(Stored items from a collection)
----
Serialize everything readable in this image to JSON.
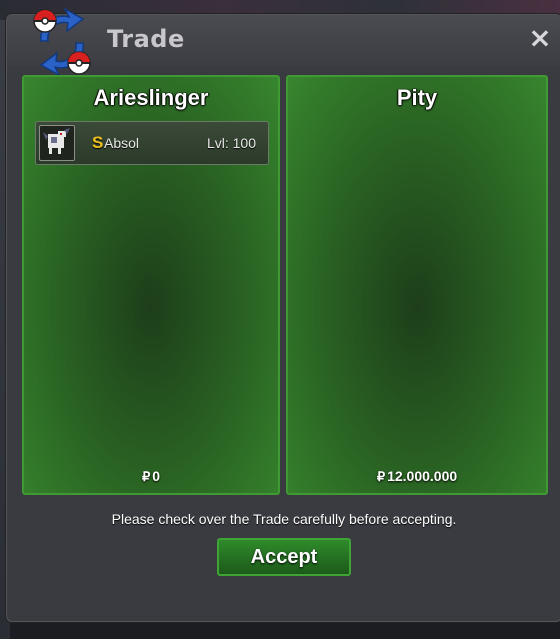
{
  "window": {
    "title": "Trade",
    "close_label": "×"
  },
  "left_panel": {
    "player_name": "Arieslinger",
    "items": [
      {
        "shiny_badge": "S",
        "name": "Absol",
        "level": "Lvl: 100",
        "icon": "absol-sprite-icon"
      }
    ],
    "currency_symbol": "₽",
    "money": "0"
  },
  "right_panel": {
    "player_name": "Pity",
    "items": [],
    "currency_symbol": "₽",
    "money": "12.000.000"
  },
  "notice": "Please check over the Trade carefully before accepting.",
  "accept_label": "Accept",
  "colors": {
    "panel_green": "#2a6423",
    "panel_border": "#3f9a33",
    "shiny_gold": "#f0c020",
    "window_bg": "#3a3b40"
  }
}
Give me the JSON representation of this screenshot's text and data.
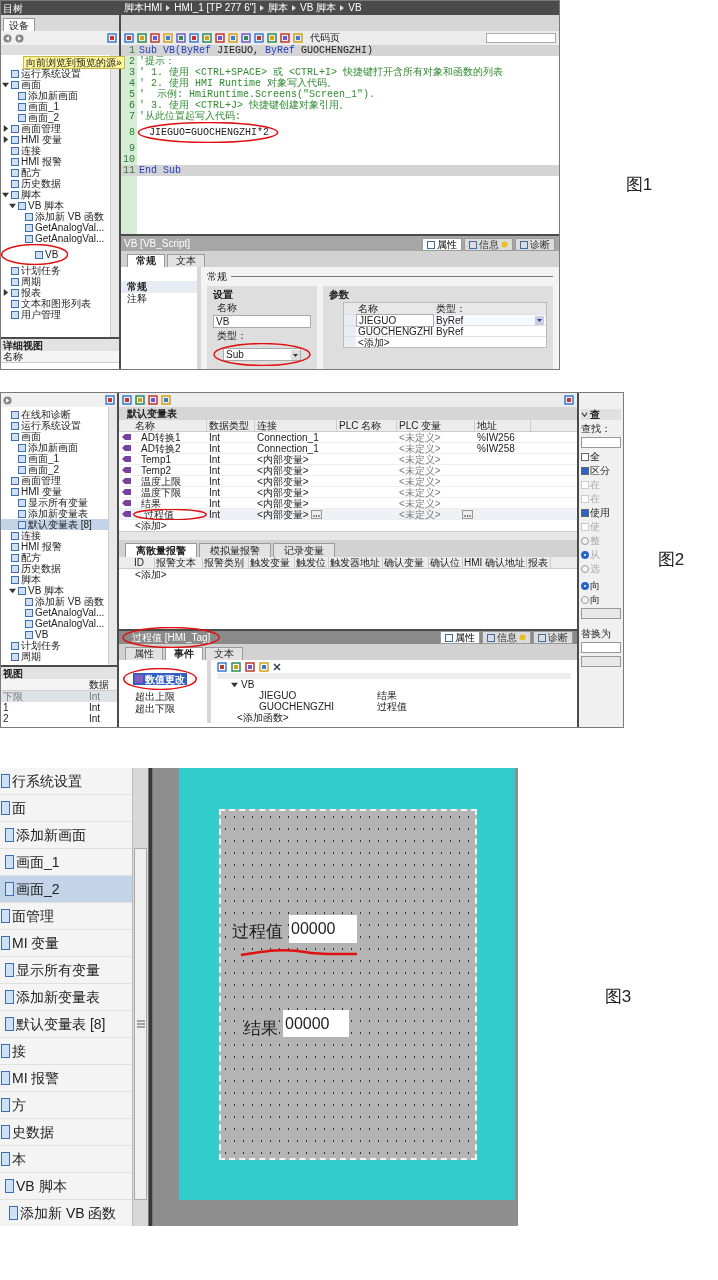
----
◆ PROBLEM DETAILS: The records above should be reproduced exactly, with no pictures included.

◆ THE ANSWER:
Serialize everything readable in this image to JSON.
{
  "window": {
    "title": "Trade",
    "close_label": "×"
  },
  "left_panel": {
    "player_name": "Arieslinger",
    "items": [
      {
        "shiny_badge": "S",
        "name": "Absol",
        "level": "Lvl: 100",
        "icon": "absol-sprite-icon"
      }
    ],
    "currency_symbol": "₽",
    "money": "0"
  },
  "right_panel": {
    "player_name": "Pity",
    "items": [],
    "currency_symbol": "₽",
    "money": "12.000.000"
  },
  "notice": "Please check over the Trade carefully before accepting.",
  "accept_label": "Accept",
  "colors": {
    "panel_green": "#2a6423",
    "panel_border": "#3f9a33",
    "shiny_gold": "#f0c020",
    "window_bg": "#3a3b40"
  }
}
Give me the JSON representation of this screenshot's text and data.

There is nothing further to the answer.